» **Short task**:
Every line with the word "เนยนมเหน" in it should be extracted from the data that follows.

(Stored data)

*****

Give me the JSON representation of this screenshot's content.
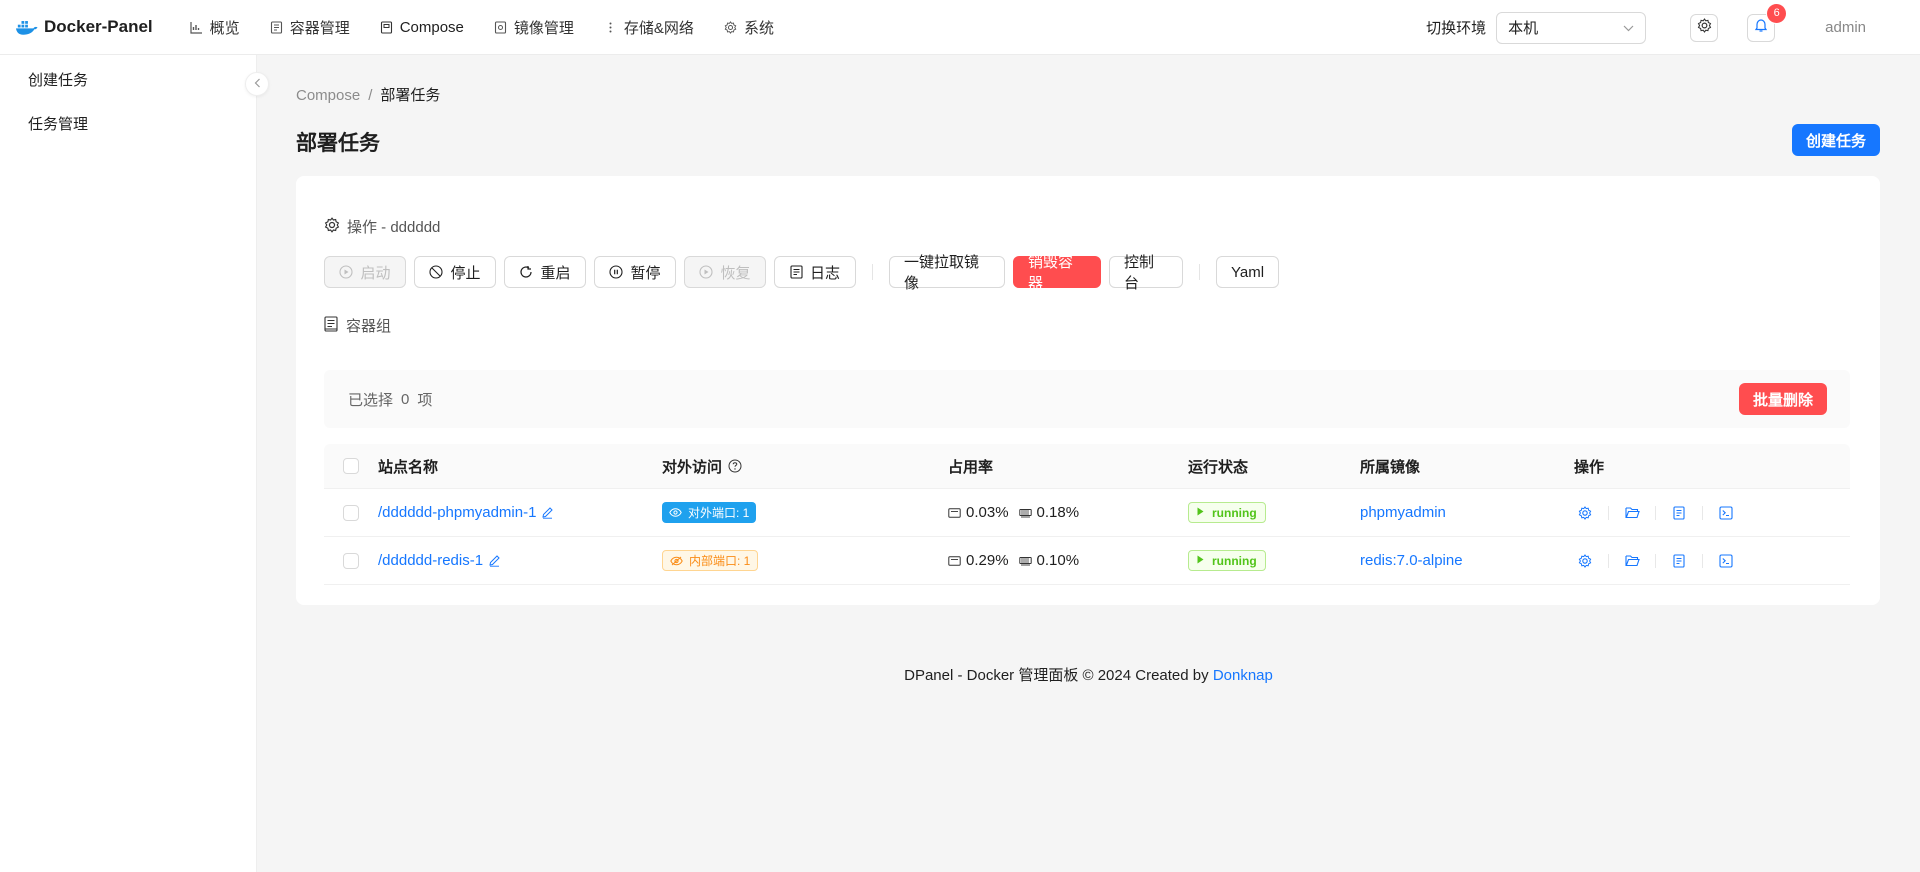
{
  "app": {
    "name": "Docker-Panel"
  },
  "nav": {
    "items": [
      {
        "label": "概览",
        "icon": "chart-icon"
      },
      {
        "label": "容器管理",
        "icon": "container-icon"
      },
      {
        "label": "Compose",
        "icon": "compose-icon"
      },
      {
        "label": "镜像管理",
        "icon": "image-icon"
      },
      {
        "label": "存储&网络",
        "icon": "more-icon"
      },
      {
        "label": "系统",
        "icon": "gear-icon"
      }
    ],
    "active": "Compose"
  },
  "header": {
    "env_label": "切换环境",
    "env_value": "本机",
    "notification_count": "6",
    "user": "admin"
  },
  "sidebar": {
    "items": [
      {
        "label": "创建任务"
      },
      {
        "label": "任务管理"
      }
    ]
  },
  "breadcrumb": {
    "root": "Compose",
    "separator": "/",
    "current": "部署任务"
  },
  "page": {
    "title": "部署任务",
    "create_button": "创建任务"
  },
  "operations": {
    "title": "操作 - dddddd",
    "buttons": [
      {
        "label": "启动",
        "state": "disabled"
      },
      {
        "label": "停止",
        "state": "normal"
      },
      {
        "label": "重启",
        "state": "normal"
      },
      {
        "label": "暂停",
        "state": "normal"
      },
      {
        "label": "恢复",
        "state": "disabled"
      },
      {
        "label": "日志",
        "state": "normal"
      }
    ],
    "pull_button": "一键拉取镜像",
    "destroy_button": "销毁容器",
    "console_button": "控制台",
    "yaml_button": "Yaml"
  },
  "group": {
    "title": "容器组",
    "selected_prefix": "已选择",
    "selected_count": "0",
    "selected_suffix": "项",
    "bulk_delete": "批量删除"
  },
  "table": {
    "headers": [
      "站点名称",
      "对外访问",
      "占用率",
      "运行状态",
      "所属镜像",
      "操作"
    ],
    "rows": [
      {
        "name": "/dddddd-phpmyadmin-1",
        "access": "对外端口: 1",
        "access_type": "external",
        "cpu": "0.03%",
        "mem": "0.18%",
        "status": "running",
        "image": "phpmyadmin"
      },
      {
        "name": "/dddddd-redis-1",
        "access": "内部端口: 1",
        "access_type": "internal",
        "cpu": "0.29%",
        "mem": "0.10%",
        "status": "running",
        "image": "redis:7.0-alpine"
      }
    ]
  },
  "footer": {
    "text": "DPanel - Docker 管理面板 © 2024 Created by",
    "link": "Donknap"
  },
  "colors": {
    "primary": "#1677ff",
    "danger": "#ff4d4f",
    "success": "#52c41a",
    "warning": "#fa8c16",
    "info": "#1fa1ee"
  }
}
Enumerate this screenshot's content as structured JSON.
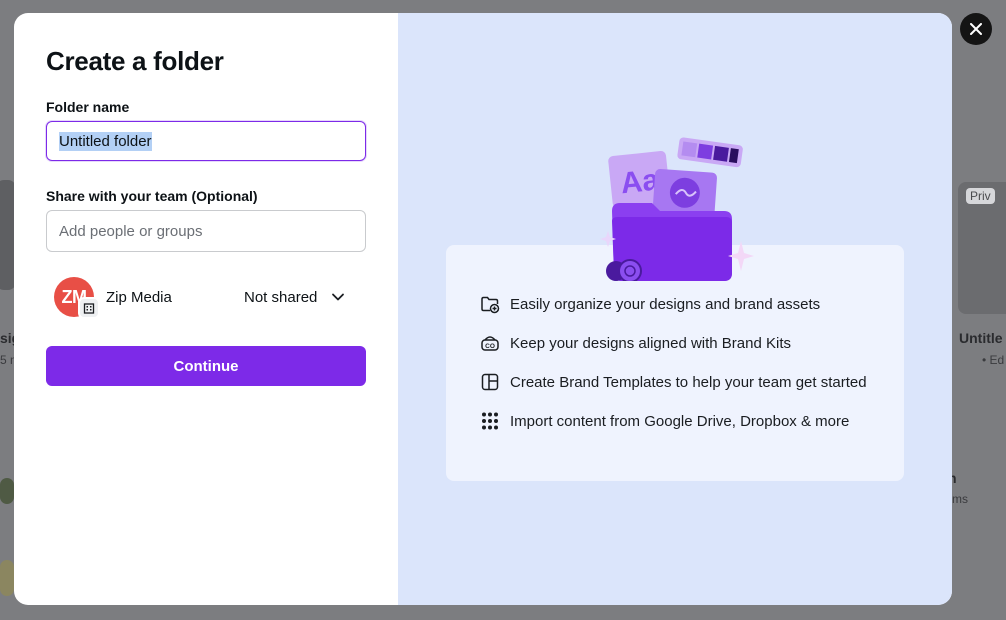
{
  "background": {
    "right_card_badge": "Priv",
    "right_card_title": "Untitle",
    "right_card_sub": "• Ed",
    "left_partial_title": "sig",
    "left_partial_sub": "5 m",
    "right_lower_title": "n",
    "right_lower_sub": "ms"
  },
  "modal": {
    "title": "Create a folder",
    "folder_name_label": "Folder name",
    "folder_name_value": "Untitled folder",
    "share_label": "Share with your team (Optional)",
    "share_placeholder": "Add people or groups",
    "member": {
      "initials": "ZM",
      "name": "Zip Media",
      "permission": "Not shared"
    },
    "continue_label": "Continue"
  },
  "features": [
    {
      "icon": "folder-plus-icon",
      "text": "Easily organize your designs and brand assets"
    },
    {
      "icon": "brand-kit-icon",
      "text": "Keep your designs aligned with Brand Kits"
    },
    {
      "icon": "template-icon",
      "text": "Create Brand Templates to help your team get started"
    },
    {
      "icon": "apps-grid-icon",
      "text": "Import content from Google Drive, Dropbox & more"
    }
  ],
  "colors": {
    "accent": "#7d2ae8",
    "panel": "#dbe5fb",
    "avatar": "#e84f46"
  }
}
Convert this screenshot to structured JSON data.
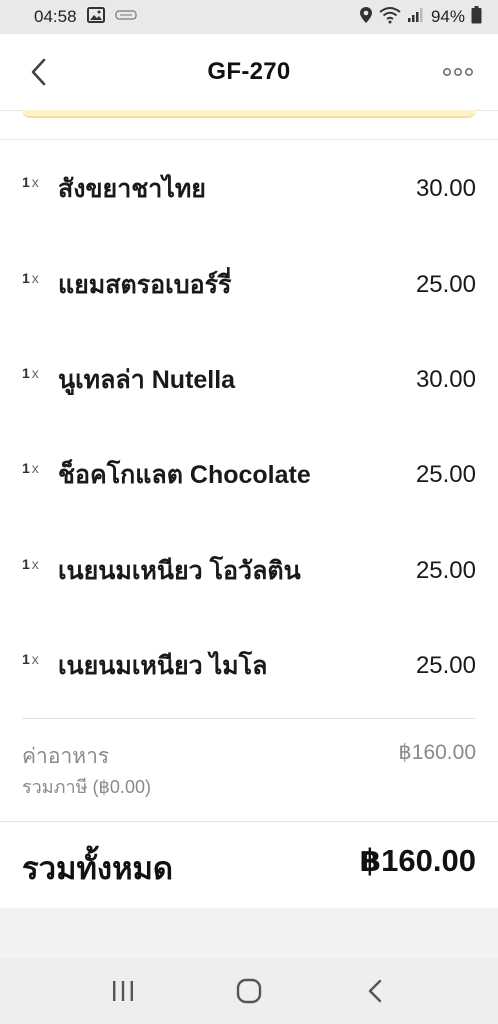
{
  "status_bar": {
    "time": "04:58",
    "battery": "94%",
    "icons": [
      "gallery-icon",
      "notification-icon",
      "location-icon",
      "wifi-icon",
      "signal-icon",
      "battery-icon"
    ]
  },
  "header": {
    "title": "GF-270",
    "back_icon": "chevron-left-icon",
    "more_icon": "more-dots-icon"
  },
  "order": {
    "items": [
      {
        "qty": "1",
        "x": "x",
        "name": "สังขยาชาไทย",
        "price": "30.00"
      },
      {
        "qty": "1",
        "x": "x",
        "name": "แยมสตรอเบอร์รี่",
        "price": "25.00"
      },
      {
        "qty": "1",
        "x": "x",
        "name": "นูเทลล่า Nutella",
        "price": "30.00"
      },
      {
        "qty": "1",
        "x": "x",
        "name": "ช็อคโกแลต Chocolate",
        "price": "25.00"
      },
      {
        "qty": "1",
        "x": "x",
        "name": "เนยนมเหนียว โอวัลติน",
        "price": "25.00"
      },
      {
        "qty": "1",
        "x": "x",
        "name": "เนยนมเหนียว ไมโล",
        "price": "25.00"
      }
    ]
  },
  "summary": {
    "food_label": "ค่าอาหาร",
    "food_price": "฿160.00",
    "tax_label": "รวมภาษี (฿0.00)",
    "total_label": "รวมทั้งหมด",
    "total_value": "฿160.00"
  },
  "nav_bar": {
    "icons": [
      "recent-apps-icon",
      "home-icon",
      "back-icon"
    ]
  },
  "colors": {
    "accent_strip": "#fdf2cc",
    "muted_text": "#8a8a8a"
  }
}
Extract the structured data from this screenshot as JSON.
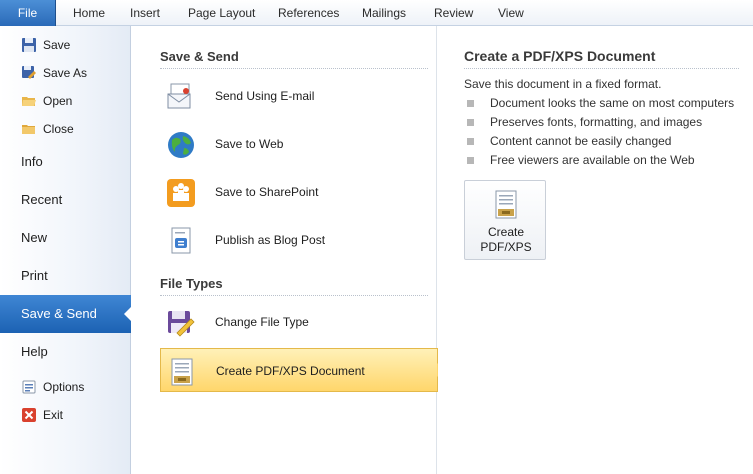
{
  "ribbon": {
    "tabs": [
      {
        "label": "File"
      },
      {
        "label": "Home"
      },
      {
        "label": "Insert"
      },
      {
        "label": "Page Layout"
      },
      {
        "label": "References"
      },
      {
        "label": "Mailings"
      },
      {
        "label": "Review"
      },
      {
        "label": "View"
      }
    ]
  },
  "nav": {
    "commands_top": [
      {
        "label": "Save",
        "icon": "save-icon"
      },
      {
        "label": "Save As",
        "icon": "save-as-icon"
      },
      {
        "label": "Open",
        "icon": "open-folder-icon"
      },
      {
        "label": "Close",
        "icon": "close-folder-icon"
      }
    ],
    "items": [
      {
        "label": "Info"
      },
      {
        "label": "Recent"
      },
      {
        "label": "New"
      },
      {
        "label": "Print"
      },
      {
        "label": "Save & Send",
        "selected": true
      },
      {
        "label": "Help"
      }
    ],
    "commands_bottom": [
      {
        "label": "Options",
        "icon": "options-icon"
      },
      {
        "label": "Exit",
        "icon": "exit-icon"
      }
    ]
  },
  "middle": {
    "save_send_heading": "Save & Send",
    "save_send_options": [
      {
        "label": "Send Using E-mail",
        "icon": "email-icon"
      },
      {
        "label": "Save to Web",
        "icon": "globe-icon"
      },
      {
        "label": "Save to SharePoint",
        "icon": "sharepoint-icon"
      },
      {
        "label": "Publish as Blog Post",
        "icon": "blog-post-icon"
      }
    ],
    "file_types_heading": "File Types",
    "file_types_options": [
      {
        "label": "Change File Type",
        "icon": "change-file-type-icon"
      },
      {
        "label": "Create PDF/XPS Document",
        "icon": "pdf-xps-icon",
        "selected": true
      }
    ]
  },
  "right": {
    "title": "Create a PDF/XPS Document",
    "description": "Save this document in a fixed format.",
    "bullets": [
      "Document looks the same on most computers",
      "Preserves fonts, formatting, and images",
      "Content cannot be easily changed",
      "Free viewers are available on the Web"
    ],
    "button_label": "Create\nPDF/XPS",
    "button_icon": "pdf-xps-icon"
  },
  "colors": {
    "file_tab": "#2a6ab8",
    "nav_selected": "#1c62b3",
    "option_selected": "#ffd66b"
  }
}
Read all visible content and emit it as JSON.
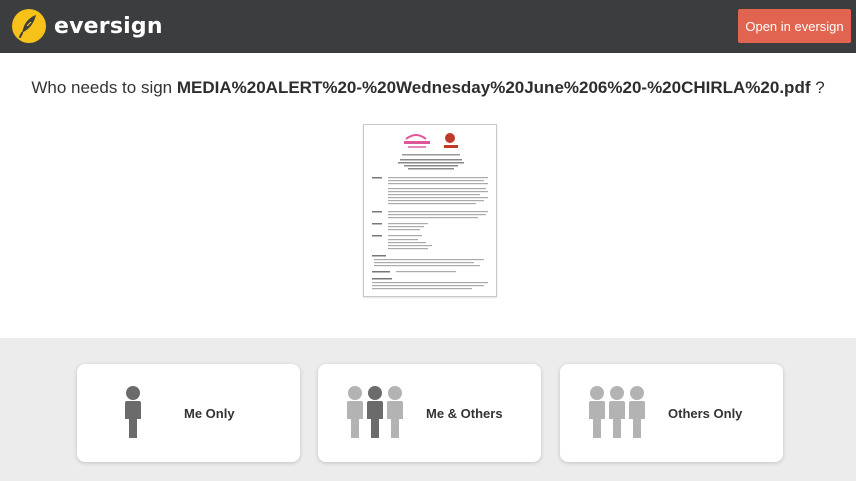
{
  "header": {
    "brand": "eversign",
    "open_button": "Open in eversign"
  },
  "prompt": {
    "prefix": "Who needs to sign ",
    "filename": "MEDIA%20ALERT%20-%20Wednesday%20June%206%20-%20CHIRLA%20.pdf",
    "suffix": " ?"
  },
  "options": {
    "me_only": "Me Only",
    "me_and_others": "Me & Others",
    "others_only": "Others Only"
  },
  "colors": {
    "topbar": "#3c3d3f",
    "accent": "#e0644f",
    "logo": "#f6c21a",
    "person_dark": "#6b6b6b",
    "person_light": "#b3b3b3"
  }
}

*****

» **Exercise response**:
        "name": "เนยนมเหนียว โอวัลติน",
        "name": "เนยนมเหนียว ไมโล",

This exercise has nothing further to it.